**Objective**
List, from the lines below, each one with "Biosample" in it.
## begin Extracted material
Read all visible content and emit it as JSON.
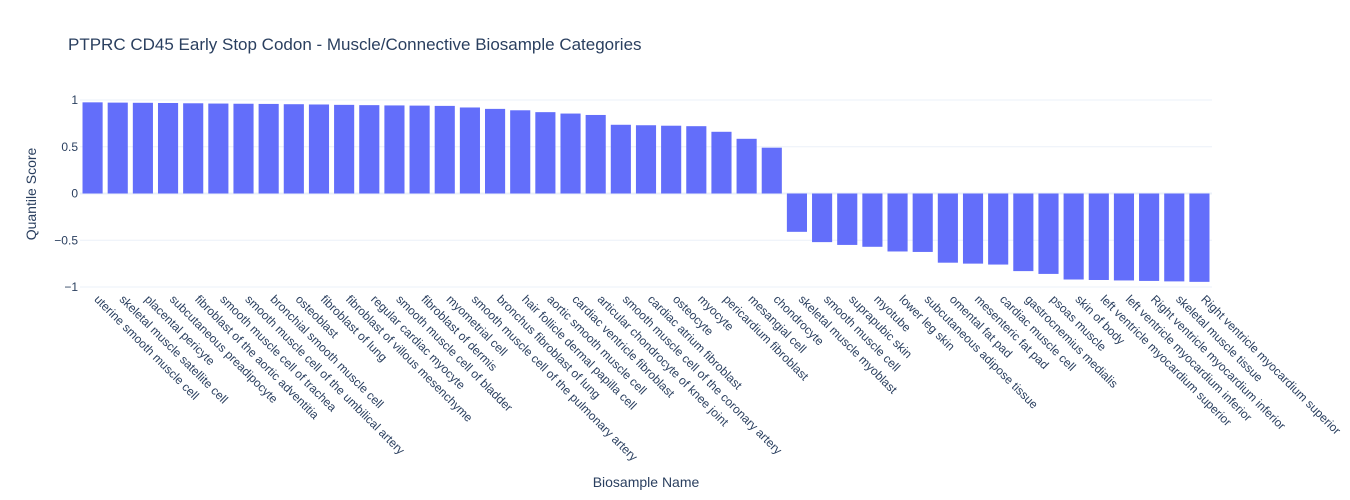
{
  "chart_data": {
    "type": "bar",
    "title": "PTPRC CD45 Early Stop Codon - Muscle/Connective Biosample Categories",
    "xlabel": "Biosample Name",
    "ylabel": "Quantile Score",
    "ylim": [
      -1,
      1
    ],
    "yticks": [
      1,
      0.5,
      0,
      -0.5,
      -1
    ],
    "ytick_labels": [
      "1",
      "0.5",
      "0",
      "−0.5",
      "−1"
    ],
    "grid": true,
    "bar_color": "#636efa",
    "categories": [
      "uterine smooth muscle cell",
      "skeletal muscle satellite cell",
      "placental pericyte",
      "subcutaneous preadipocyte",
      "fibroblast of the aortic adventitia",
      "smooth muscle cell of trachea",
      "smooth muscle cell of the umbilical artery",
      "bronchial smooth muscle cell",
      "osteoblast",
      "fibroblast of lung",
      "fibroblast of villous mesenchyme",
      "regular cardiac myocyte",
      "smooth muscle cell of bladder",
      "fibroblast of dermis",
      "myometrial cell",
      "smooth muscle cell of the pulmonary artery",
      "bronchus fibroblast of lung",
      "hair follicle dermal papilla cell",
      "aortic smooth muscle cell",
      "cardiac ventricle fibroblast",
      "articular chondrocyte of knee joint",
      "smooth muscle cell of the coronary artery",
      "cardiac atrium fibroblast",
      "osteocyte",
      "myocyte",
      "pericardium fibroblast",
      "mesangial cell",
      "chondrocyte",
      "skeletal muscle myoblast",
      "smooth muscle cell",
      "suprapubic skin",
      "myotube",
      "lower leg skin",
      "subcutaneous adipose tissue",
      "omental fat pad",
      "mesenteric fat pad",
      "cardiac muscle cell",
      "gastrocnemius medialis",
      "psoas muscle",
      "skin of body",
      "left ventricle myocardium superior",
      "left ventricle myocardium inferior",
      "Right ventricle myocardium inferior",
      "skeletal muscle tissue",
      "Right ventricle myocardium superior"
    ],
    "values": [
      0.975,
      0.972,
      0.97,
      0.968,
      0.965,
      0.962,
      0.96,
      0.958,
      0.955,
      0.952,
      0.948,
      0.945,
      0.942,
      0.94,
      0.937,
      0.92,
      0.905,
      0.89,
      0.87,
      0.855,
      0.84,
      0.735,
      0.73,
      0.725,
      0.72,
      0.66,
      0.585,
      0.49,
      -0.41,
      -0.52,
      -0.55,
      -0.57,
      -0.62,
      -0.625,
      -0.74,
      -0.75,
      -0.76,
      -0.83,
      -0.86,
      -0.92,
      -0.925,
      -0.93,
      -0.935,
      -0.94,
      -0.945
    ]
  }
}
## end Extracted material
**Response**
    "title": "PTPRC CD45 Early Stop Codon - Muscle/Connective Biosample Categories",
    "xlabel": "Biosample Name",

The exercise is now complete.